[INFORMATION SUPPLIED start]

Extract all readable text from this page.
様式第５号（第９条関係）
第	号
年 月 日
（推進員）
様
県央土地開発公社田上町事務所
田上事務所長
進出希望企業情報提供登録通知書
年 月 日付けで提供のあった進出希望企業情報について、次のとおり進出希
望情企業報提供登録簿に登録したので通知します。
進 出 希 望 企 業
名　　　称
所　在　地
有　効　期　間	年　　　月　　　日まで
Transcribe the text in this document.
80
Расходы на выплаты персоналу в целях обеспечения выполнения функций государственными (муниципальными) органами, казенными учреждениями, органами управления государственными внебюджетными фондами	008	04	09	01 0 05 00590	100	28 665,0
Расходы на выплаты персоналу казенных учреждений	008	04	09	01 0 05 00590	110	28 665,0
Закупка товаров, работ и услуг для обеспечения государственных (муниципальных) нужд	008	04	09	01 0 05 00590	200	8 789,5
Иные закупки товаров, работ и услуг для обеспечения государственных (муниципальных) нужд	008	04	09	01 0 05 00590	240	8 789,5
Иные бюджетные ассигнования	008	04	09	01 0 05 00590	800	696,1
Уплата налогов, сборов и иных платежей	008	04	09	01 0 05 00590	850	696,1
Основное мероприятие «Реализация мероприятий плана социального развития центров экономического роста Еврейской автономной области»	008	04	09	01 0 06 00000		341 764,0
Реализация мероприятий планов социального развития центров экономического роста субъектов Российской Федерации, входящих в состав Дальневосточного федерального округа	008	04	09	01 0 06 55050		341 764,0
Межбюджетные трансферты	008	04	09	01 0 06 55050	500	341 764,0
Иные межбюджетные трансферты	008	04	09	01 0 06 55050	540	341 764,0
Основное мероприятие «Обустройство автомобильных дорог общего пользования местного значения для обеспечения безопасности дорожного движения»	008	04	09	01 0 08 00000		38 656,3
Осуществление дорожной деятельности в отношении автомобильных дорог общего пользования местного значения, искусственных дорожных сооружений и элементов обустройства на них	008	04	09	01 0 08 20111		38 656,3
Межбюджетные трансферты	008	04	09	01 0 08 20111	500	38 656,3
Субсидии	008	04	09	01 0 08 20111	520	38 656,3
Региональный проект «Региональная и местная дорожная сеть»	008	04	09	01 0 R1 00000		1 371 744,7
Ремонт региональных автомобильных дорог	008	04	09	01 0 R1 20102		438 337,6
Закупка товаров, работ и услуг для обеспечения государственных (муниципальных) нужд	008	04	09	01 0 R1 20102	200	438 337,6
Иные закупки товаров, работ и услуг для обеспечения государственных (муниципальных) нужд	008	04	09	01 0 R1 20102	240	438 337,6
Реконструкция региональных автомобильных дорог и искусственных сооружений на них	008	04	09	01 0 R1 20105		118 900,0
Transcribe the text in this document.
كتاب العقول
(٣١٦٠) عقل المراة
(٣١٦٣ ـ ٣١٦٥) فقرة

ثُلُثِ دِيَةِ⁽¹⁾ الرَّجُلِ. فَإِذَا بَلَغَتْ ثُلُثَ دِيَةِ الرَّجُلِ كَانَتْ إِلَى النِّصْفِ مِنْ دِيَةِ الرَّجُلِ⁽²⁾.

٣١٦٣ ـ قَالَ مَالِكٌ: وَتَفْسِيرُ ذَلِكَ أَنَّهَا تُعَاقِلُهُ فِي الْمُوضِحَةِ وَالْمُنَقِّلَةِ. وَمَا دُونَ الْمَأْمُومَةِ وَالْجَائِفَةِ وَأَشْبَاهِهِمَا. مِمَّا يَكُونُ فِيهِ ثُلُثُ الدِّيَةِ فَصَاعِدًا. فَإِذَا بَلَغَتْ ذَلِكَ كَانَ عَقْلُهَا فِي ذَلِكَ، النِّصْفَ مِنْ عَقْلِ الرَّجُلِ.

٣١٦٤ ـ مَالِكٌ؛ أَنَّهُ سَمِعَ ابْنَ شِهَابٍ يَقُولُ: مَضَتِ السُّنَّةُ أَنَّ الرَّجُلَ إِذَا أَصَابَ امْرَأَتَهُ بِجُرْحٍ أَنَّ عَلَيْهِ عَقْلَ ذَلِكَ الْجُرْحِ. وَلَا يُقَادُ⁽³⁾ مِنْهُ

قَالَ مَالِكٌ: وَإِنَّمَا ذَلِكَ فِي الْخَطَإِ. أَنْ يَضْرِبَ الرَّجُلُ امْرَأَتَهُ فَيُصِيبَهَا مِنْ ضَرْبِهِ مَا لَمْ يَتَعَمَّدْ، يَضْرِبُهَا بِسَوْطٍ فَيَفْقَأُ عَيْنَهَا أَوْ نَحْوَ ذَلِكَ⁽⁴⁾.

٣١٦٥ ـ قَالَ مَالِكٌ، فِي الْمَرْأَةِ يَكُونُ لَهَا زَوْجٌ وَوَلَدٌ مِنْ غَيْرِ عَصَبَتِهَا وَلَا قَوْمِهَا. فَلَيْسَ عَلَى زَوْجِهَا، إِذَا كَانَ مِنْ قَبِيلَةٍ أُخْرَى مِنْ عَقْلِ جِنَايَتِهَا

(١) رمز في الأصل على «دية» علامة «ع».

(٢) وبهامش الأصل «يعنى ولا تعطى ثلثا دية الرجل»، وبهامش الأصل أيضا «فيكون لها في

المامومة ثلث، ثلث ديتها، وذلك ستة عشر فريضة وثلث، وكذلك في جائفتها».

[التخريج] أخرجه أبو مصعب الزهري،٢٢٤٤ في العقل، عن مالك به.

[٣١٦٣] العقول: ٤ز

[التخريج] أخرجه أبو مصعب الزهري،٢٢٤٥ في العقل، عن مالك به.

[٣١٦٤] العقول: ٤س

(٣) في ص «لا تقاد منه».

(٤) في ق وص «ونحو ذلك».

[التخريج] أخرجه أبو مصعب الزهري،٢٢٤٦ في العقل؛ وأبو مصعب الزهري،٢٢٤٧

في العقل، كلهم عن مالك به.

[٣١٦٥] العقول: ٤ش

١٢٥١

[INFORMATION SUPPLIED end]

• **DESCRIPTION OF THE TASK**
Extract the entries above verbatim.

• **RIGHT ANSWER**
Extract all readable text from this page.
様式第５号（第９条関係）
第	号
年 月 日
（推進員）
様
県央土地開発公社田上町事務所
田上事務所長
進出希望企業情報提供登録通知書
年 月 日付けで提供のあった進出希望企業情報について、次のとおり進出希
望情企業報提供登録簿に登録したので通知します。
進 出 希 望 企 業
名　　　称
所　在　地
有　効　期　間	年　　　月　　　日まで
Transcribe the text in this document.
80
Расходы на выплаты персоналу в целях обеспечения выполнения функций государственными (муниципальными) органами, казенными учреждениями, органами управления государственными внебюджетными фондами	008	04	09	01 0 05 00590	100	28 665,0
Расходы на выплаты персоналу казенных учреждений	008	04	09	01 0 05 00590	110	28 665,0
Закупка товаров, работ и услуг для обеспечения государственных (муниципальных) нужд	008	04	09	01 0 05 00590	200	8 789,5
Иные закупки товаров, работ и услуг для обеспечения государственных (муниципальных) нужд	008	04	09	01 0 05 00590	240	8 789,5
Иные бюджетные ассигнования	008	04	09	01 0 05 00590	800	696,1
Уплата налогов, сборов и иных платежей	008	04	09	01 0 05 00590	850	696,1
Основное мероприятие «Реализация мероприятий плана социального развития центров экономического роста Еврейской автономной области»	008	04	09	01 0 06 00000		341 764,0
Реализация мероприятий планов социального развития центров экономического роста субъектов Российской Федерации, входящих в состав Дальневосточного федерального округа	008	04	09	01 0 06 55050		341 764,0
Межбюджетные трансферты	008	04	09	01 0 06 55050	500	341 764,0
Иные межбюджетные трансферты	008	04	09	01 0 06 55050	540	341 764,0
Основное мероприятие «Обустройство автомобильных дорог общего пользования местного значения для обеспечения безопасности дорожного движения»	008	04	09	01 0 08 00000		38 656,3
Осуществление дорожной деятельности в отношении автомобильных дорог общего пользования местного значения, искусственных дорожных сооружений и элементов обустройства на них	008	04	09	01 0 08 20111		38 656,3
Межбюджетные трансферты	008	04	09	01 0 08 20111	500	38 656,3
Субсидии	008	04	09	01 0 08 20111	520	38 656,3
Региональный проект «Региональная и местная дорожная сеть»	008	04	09	01 0 R1 00000		1 371 744,7
Ремонт региональных автомобильных дорог	008	04	09	01 0 R1 20102		438 337,6
Закупка товаров, работ и услуг для обеспечения государственных (муниципальных) нужд	008	04	09	01 0 R1 20102	200	438 337,6
Иные закупки товаров, работ и услуг для обеспечения государственных (муниципальных) нужд	008	04	09	01 0 R1 20102	240	438 337,6
Реконструкция региональных автомобильных дорог и искусственных сооружений на них	008	04	09	01 0 R1 20105		118 900,0
Transcribe the text in this document.
كتاب العقول
(٣١٦٠) عقل المراة
(٣١٦٣ ـ ٣١٦٥) فقرة

ثُلُثِ دِيَةِ⁽¹⁾ الرَّجُلِ. فَإِذَا بَلَغَتْ ثُلُثَ دِيَةِ الرَّجُلِ كَانَتْ إِلَى النِّصْفِ مِنْ دِيَةِ الرَّجُلِ⁽²⁾.

٣١٦٣ ـ قَالَ مَالِكٌ: وَتَفْسِيرُ ذَلِكَ أَنَّهَا تُعَاقِلُهُ فِي الْمُوضِحَةِ وَالْمُنَقِّلَةِ. وَمَا دُونَ الْمَأْمُومَةِ وَالْجَائِفَةِ وَأَشْبَاهِهِمَا. مِمَّا يَكُونُ فِيهِ ثُلُثُ الدِّيَةِ فَصَاعِدًا. فَإِذَا بَلَغَتْ ذَلِكَ كَانَ عَقْلُهَا فِي ذَلِكَ، النِّصْفَ مِنْ عَقْلِ الرَّجُلِ.

٣١٦٤ ـ مَالِكٌ؛ أَنَّهُ سَمِعَ ابْنَ شِهَابٍ يَقُولُ: مَضَتِ السُّنَّةُ أَنَّ الرَّجُلَ إِذَا أَصَابَ امْرَأَتَهُ بِجُرْحٍ أَنَّ عَلَيْهِ عَقْلَ ذَلِكَ الْجُرْحِ. وَلَا يُقَادُ⁽³⁾ مِنْهُ

قَالَ مَالِكٌ: وَإِنَّمَا ذَلِكَ فِي الْخَطَإِ. أَنْ يَضْرِبَ الرَّجُلُ امْرَأَتَهُ فَيُصِيبَهَا مِنْ ضَرْبِهِ مَا لَمْ يَتَعَمَّدْ، يَضْرِبُهَا بِسَوْطٍ فَيَفْقَأُ عَيْنَهَا أَوْ نَحْوَ ذَلِكَ⁽⁴⁾.

٣١٦٥ ـ قَالَ مَالِكٌ، فِي الْمَرْأَةِ يَكُونُ لَهَا زَوْجٌ وَوَلَدٌ مِنْ غَيْرِ عَصَبَتِهَا وَلَا قَوْمِهَا. فَلَيْسَ عَلَى زَوْجِهَا، إِذَا كَانَ مِنْ قَبِيلَةٍ أُخْرَى مِنْ عَقْلِ جِنَايَتِهَا

(١) رمز في الأصل على «دية» علامة «ع».

(٢) وبهامش الأصل «يعنى ولا تعطى ثلثا دية الرجل»، وبهامش الأصل أيضا «فيكون لها في

المامومة ثلث، ثلث ديتها، وذلك ستة عشر فريضة وثلث، وكذلك في جائفتها».

[التخريج] أخرجه أبو مصعب الزهري،٢٢٤٤ في العقل، عن مالك به.

[٣١٦٣] العقول: ٤ز

[التخريج] أخرجه أبو مصعب الزهري،٢٢٤٥ في العقل، عن مالك به.

[٣١٦٤] العقول: ٤س

(٣) في ص «لا تقاد منه».

(٤) في ق وص «ونحو ذلك».

[التخريج] أخرجه أبو مصعب الزهري،٢٢٤٦ في العقل؛ وأبو مصعب الزهري،٢٢٤٧

في العقل، كلهم عن مالك به.

[٣١٦٥] العقول: ٤ش

١٢٥١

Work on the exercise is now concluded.